* START *

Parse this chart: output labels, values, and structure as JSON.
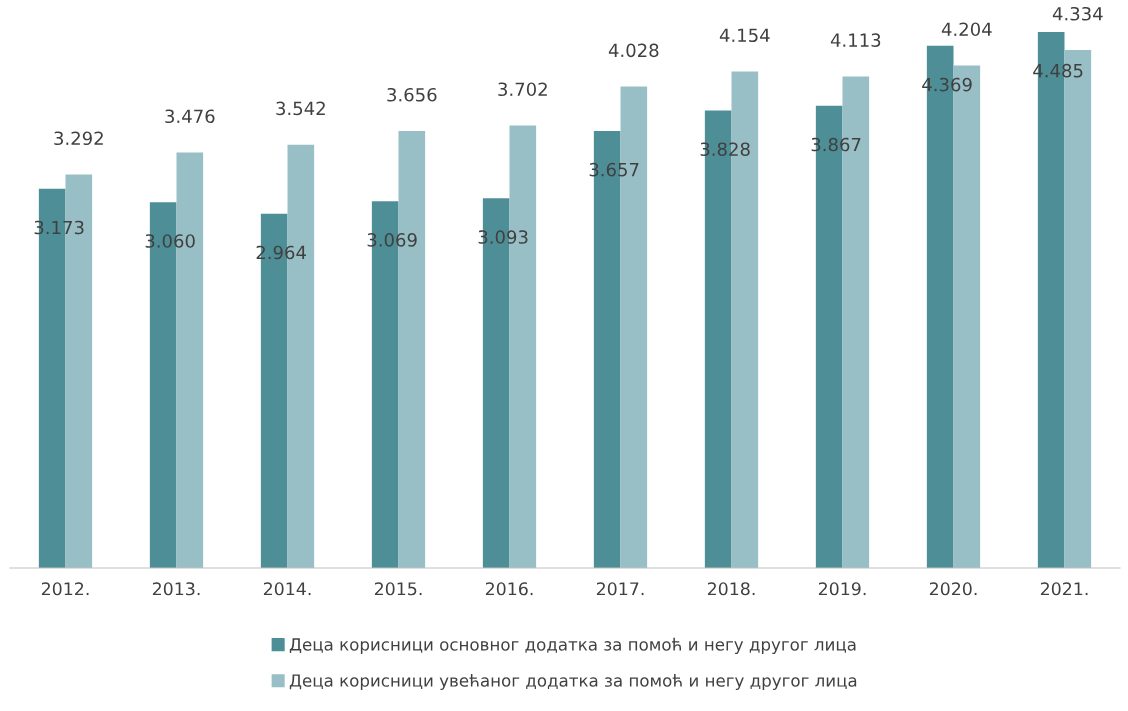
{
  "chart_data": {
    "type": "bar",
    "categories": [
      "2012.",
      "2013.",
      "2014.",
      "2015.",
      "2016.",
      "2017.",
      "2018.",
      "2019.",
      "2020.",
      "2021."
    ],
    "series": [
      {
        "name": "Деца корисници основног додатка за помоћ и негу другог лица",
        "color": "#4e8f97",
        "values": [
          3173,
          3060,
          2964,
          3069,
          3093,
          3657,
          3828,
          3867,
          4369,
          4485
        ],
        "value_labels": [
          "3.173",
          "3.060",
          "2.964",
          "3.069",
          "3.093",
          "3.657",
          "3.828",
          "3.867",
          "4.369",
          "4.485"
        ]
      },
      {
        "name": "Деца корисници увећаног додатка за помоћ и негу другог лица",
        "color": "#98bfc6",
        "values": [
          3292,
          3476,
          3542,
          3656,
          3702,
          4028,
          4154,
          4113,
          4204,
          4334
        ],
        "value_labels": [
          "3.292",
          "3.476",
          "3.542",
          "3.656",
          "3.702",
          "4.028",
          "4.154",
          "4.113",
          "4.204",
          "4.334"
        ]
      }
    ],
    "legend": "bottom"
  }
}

* END *
* START *

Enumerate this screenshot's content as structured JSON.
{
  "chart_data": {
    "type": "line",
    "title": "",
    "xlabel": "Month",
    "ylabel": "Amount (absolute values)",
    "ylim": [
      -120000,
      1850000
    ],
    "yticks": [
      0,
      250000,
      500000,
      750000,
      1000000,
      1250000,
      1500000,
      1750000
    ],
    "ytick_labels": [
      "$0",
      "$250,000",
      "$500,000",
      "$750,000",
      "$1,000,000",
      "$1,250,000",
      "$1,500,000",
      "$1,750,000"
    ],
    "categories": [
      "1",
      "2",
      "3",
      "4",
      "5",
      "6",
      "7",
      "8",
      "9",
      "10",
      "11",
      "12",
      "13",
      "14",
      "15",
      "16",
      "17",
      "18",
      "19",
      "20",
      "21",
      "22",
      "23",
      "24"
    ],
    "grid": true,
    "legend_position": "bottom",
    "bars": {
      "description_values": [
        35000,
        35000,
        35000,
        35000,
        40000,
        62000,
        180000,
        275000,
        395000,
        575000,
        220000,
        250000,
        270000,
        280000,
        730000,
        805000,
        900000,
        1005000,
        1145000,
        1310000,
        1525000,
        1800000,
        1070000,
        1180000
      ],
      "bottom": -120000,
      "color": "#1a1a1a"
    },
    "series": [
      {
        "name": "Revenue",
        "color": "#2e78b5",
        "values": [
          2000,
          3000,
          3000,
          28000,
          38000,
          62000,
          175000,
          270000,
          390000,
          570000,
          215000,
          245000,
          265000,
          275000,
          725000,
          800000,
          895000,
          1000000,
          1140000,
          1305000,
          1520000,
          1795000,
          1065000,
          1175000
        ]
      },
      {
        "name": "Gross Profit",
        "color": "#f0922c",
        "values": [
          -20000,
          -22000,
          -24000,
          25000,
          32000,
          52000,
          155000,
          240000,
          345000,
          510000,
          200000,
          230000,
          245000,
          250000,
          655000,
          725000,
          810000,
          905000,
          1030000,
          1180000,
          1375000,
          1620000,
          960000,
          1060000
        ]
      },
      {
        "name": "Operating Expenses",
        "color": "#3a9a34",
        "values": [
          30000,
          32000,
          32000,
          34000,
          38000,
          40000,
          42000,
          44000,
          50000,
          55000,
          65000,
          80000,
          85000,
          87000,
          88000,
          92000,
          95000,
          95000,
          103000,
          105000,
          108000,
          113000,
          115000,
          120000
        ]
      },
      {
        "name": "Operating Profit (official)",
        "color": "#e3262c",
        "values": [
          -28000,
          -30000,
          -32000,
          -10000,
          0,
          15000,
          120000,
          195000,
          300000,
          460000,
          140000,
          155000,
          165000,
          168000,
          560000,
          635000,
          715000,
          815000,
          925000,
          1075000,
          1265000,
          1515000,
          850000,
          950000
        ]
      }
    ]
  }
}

* END *
* START *

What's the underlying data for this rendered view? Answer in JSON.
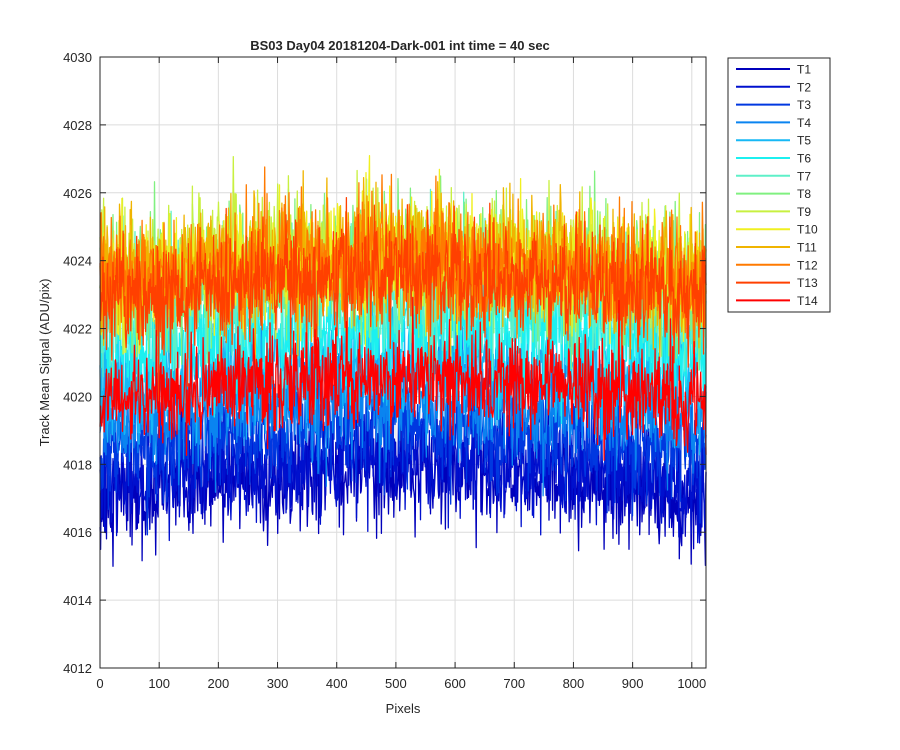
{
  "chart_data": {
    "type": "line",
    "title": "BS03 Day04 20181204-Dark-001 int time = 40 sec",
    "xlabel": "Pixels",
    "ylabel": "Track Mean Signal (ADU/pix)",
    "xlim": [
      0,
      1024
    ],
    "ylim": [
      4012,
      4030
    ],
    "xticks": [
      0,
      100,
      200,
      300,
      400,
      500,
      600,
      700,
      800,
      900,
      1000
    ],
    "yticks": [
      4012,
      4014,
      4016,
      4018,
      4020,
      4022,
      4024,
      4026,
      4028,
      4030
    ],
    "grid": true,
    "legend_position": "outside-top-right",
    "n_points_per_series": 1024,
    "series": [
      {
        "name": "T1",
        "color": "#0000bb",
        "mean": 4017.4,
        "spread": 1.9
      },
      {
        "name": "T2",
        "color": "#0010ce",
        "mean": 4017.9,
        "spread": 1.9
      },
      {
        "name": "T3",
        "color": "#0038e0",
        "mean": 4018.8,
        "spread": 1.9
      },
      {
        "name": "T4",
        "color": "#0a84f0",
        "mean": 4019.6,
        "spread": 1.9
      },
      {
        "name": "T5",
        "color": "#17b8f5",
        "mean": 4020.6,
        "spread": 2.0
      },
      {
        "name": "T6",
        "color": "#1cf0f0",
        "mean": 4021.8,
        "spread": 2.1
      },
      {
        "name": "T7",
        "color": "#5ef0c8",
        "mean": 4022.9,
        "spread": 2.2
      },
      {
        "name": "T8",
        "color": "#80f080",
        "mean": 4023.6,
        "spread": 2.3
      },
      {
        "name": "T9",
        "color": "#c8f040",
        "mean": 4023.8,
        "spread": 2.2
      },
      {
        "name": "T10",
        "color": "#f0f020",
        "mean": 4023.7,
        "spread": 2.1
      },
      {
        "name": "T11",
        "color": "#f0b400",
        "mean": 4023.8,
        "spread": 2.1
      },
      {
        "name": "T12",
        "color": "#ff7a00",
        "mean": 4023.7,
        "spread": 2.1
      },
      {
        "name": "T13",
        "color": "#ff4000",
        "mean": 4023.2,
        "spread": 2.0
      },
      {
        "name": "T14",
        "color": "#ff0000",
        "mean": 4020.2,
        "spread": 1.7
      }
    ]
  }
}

* END *

### SHORT TASK
Go through the entries above and copy every line containing "додатка".

### FULL ANSWER
        "name": "Деца корисници основног додатка за помоћ и негу другог лица",
        "name": "Деца корисници увећаног додатка за помоћ и негу другог лица",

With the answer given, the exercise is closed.